# start of EXCERPTED TEXT
On Thursday afternoon, Susie Wiles; a Republican political consultant who has worked on the campaigns of President Donald Trump and Gov. Rick Scott, and was a top aide to Mayors John Delaney and John Peyton; and Michael Ward, the outgoing CEO of CSX, both testified about their involvement with donations.

Both told prosecutors that if they had known the money was going into Brown's pockets, they would not have donated.

On Friday, two other high-profile donors are expected to testify: prominent lawyer Steve Pajcic and Jack Hanania, who owns multiple car dealerships.

After court recessed for the day, prosecutors filed a sealed document that News4Jax was told the defense knows nothing about. It's not clear what it contains or when it may be unsealed.

Thursday morning's testimony included more details from FBI Agent Vanessa Stelly detailing when and where $60,000 in withdrawals were made from One Door's accounts and events and $330,000 the charity paid for events between 2012 and 2015. Those events included $89,000 for Brown's bus trip to and a Congressional Black Caucus reception for President Barack Obama's second inauguration in 2013, and a 2014 reception for 100 people that included a $750 birthday cake for Brown's daughter, Shantrel.

Stelly said no students attended or Open Door scholarships were given at those events. The FBI said it could only find one $200 scholarship was awarded by the charity.

The government said One Door funds also paid for $2,200 in repairs to Shantrel Brown's Mercedes, a round-trip ticket for her to the Virgin Islands, and that she cashed a $3,000 check made out to One Door while she was with her mother in Los Angeles for a Rodeo Drive shopping trip with her mother.

On cross-examination, Brown's attorney asked Stelly if flyers soliciting money for One Door said money raised could be only used for scholarships and not on fundraisers or events. She said no, the flyers did not say that.
# end of EXCERPTED TEXT
# start of DATA EXTRACT
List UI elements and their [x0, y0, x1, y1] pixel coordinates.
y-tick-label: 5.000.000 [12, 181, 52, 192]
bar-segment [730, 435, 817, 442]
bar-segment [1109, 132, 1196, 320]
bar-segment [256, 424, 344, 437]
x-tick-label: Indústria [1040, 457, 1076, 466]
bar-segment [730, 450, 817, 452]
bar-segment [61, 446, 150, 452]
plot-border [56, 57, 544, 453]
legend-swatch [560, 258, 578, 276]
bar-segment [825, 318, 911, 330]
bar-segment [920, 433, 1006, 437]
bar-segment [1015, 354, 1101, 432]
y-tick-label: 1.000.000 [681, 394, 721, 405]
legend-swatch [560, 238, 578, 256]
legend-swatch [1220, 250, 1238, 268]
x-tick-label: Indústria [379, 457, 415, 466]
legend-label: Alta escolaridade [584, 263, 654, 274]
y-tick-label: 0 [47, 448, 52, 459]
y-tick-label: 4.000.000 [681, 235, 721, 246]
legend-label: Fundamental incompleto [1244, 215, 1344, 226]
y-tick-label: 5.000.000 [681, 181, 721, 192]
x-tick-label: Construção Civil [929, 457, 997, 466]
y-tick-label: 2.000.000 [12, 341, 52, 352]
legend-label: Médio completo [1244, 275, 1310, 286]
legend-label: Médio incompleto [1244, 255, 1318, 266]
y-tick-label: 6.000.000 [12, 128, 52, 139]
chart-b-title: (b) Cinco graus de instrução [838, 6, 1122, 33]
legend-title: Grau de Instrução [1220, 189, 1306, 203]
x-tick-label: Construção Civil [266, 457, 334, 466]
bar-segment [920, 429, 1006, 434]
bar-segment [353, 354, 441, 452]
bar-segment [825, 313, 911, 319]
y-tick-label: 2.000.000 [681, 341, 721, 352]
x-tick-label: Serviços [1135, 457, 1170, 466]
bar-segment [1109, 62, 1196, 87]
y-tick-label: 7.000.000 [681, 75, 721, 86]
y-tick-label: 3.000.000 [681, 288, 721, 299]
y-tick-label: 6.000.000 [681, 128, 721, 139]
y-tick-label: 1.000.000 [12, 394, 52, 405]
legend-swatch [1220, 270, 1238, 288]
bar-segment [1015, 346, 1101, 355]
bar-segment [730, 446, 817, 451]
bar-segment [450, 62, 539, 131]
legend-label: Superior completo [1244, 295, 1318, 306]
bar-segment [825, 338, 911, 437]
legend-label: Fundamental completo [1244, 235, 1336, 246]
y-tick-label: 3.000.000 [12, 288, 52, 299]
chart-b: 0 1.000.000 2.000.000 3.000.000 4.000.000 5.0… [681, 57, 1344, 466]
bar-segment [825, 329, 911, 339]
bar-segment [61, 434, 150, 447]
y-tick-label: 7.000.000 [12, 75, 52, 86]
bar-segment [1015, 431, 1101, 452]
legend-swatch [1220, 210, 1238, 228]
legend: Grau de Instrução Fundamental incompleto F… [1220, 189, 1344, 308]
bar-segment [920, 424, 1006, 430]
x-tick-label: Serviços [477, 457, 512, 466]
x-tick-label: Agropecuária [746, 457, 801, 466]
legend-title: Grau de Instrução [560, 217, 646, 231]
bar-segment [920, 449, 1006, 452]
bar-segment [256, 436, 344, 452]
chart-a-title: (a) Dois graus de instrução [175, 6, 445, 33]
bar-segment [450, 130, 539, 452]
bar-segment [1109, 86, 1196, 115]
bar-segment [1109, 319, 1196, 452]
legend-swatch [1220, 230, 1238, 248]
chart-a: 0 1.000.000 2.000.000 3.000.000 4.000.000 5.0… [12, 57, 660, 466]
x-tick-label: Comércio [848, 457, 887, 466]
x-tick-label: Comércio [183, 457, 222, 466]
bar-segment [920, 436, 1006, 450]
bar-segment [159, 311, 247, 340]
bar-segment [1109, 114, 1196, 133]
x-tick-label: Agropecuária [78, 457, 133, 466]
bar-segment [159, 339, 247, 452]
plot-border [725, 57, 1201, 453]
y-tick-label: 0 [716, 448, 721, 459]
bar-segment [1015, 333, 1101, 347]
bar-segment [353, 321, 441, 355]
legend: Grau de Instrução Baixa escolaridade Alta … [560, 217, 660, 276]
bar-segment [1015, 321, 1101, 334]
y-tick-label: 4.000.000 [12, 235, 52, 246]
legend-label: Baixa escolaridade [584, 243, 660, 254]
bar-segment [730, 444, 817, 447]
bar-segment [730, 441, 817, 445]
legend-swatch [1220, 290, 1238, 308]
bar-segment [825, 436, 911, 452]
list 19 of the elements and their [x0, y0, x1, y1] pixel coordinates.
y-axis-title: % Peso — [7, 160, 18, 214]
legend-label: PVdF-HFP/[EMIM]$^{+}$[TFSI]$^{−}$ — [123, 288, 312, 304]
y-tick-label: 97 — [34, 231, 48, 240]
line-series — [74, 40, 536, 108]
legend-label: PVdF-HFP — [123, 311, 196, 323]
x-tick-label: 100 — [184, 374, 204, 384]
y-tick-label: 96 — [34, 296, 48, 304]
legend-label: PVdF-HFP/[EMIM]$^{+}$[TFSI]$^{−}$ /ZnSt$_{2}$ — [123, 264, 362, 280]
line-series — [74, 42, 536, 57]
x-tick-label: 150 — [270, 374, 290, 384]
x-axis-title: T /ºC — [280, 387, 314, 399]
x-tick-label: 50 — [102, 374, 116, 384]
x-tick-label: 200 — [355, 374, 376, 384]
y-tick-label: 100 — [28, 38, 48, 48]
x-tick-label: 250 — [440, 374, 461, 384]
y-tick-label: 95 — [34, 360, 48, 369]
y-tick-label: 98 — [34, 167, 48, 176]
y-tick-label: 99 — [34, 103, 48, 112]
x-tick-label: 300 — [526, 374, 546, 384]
# end of DATA EXTRACT
= DESCRIPTION OF THE TASK =
Retype the news report on the One Door testimony in full, word for word. The lines are separate material with no connection to the news report on the One Door testimony.

= EXERCISE SOLUTION =
On Thursday afternoon, Susie Wiles; a Republican political consultant who has worked on the campaigns of President Donald Trump and Gov. Rick Scott, and was a top aide to Mayors John Delaney and John Peyton; and Michael Ward, the outgoing CEO of CSX, both testified about their involvement with donations.

Both told prosecutors that if they had known the money was going into Brown's pockets, they would not have donated.

On Friday, two other high-profile donors are expected to testify: prominent lawyer Steve Pajcic and Jack Hanania, who owns multiple car dealerships.

After court recessed for the day, prosecutors filed a sealed document that News4Jax was told the defense knows nothing about. It's not clear what it contains or when it may be unsealed.

Thursday morning's testimony included more details from FBI Agent Vanessa Stelly detailing when and where $60,000 in withdrawals were made from One Door's accounts and events and $330,000 the charity paid for events between 2012 and 2015. Those events included $89,000 for Brown's bus trip to and a Congressional Black Caucus reception for President Barack Obama's second inauguration in 2013, and a 2014 reception for 100 people that included a $750 birthday cake for Brown's daughter, Shantrel.

Stelly said no students attended or Open Door scholarships were given at those events. The FBI said it could only find one $200 scholarship was awarded by the charity.

The government said One Door funds also paid for $2,200 in repairs to Shantrel Brown's Mercedes, a round-trip ticket for her to the Virgin Islands, and that she cashed a $3,000 check made out to One Door while she was with her mother in Los Angeles for a Rodeo Drive shopping trip with her mother.

On cross-examination, Brown's attorney asked Stelly if flyers soliciting money for One Door said money raised could be only used for scholarships and not on fundraisers or events. She said no, the flyers did not say that.